Within the records below, find each line that holds the string "analysis", then copy it.

[Data excerpts start]

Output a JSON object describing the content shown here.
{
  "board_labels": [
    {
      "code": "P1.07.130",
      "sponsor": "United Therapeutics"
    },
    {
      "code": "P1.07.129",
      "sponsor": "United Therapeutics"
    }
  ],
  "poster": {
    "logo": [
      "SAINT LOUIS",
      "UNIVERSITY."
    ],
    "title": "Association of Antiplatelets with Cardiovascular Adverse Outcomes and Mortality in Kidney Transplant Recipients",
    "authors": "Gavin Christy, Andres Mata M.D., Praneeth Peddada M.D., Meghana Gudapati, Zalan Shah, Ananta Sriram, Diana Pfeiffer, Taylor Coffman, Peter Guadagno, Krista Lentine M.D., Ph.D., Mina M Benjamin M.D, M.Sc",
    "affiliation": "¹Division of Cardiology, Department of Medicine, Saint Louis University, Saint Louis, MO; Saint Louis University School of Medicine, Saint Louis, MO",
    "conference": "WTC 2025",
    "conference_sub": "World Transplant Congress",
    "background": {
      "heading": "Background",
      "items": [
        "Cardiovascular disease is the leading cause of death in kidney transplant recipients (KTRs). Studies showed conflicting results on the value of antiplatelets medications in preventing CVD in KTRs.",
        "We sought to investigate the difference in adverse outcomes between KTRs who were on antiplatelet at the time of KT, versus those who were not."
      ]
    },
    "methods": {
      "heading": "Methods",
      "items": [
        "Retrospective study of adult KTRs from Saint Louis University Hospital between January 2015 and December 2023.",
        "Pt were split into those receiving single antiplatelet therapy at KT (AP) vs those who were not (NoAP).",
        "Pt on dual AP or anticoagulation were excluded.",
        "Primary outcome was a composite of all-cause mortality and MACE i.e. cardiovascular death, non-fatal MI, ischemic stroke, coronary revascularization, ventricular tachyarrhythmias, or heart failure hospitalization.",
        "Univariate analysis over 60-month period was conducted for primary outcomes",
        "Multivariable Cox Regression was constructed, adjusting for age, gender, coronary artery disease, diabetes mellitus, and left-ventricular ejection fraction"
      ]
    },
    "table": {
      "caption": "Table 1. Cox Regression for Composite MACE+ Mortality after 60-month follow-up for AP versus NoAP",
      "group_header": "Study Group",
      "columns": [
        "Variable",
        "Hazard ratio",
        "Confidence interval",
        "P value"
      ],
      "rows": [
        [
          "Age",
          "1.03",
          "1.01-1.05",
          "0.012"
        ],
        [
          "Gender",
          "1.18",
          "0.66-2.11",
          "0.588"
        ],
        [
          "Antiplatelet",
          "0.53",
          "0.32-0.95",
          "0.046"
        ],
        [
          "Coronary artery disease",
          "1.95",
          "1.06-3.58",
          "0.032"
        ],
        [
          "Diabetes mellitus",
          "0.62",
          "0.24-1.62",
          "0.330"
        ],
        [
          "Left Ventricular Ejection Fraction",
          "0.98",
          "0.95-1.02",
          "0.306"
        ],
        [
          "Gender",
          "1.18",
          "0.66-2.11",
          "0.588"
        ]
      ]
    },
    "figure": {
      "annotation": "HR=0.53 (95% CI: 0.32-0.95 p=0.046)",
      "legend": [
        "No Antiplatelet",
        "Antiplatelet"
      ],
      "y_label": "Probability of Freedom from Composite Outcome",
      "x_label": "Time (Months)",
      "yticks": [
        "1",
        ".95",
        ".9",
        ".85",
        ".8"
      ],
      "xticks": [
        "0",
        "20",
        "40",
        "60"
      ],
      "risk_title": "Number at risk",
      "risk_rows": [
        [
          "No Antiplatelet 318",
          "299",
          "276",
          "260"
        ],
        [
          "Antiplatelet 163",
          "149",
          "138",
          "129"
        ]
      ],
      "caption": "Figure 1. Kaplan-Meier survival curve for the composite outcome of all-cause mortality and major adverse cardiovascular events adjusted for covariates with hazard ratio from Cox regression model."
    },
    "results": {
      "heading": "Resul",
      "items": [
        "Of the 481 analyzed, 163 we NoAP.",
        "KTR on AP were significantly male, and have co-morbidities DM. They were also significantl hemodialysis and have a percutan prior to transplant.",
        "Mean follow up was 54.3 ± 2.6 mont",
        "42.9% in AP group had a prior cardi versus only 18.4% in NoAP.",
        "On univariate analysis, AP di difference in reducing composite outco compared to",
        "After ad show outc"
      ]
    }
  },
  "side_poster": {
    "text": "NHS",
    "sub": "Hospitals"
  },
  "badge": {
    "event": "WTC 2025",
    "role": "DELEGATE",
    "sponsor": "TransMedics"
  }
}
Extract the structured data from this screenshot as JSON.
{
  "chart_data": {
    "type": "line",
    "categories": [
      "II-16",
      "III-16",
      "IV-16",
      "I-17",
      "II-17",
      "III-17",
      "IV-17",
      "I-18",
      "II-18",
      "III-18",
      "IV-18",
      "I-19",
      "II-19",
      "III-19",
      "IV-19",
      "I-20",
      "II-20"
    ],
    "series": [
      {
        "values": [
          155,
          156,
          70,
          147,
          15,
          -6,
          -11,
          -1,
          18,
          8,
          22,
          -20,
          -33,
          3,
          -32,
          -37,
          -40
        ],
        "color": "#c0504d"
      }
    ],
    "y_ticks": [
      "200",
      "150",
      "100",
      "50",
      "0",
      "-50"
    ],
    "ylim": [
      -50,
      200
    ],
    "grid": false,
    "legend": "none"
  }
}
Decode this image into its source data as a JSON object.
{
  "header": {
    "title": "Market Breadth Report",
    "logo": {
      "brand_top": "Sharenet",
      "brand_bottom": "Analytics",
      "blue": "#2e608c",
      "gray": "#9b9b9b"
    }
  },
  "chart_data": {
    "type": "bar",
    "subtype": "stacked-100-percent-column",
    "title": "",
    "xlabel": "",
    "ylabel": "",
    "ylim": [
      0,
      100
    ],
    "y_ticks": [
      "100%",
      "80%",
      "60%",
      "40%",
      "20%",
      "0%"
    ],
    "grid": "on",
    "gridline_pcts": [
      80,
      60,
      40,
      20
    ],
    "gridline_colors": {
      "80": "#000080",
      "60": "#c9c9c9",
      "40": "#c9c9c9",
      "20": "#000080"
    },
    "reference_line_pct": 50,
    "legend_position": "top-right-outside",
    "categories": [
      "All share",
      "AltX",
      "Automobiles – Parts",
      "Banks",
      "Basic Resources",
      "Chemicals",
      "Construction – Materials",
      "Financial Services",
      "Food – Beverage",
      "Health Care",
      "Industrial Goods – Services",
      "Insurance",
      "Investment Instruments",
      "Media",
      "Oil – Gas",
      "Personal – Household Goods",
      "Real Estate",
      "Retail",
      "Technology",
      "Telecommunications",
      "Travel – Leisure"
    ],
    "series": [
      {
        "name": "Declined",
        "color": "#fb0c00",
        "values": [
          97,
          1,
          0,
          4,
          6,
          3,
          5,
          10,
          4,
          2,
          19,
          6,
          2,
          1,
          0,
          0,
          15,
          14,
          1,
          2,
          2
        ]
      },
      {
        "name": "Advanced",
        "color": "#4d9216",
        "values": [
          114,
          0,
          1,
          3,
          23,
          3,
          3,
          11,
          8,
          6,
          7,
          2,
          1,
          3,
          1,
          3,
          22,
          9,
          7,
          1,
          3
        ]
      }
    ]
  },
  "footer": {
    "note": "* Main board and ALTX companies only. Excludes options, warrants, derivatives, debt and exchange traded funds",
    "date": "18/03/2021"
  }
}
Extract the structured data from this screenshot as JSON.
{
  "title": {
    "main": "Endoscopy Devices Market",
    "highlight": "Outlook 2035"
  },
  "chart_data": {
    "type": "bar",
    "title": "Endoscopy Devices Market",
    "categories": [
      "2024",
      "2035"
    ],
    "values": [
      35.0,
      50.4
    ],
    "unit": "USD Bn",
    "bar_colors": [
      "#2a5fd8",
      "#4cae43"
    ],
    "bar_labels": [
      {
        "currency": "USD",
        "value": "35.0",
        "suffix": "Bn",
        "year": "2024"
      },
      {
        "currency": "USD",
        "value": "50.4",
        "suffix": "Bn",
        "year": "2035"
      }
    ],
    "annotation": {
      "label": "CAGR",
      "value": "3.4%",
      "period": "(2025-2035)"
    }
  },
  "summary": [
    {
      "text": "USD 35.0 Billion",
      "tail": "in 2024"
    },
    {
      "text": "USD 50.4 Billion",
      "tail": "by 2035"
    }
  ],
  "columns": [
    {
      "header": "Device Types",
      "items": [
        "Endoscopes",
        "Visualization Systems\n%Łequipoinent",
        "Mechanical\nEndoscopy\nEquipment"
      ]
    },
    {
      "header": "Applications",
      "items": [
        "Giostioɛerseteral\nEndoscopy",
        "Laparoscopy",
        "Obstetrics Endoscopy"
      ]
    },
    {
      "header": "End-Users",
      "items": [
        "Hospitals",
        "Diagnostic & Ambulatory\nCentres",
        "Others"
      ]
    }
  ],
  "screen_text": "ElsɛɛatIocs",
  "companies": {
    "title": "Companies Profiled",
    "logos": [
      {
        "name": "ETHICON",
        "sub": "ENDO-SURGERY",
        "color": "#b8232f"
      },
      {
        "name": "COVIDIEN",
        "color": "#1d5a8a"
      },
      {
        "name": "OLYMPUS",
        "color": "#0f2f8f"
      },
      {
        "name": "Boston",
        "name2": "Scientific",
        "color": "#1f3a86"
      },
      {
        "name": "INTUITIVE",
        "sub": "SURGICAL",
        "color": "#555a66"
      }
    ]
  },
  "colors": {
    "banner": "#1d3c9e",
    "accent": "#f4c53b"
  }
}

[Data excerpts end]

The result -
        "Univariate analysis over 60-month period was conducted for primary outcomes",
        "On univariate analysis, AP di difference in reducing composite outco compared to",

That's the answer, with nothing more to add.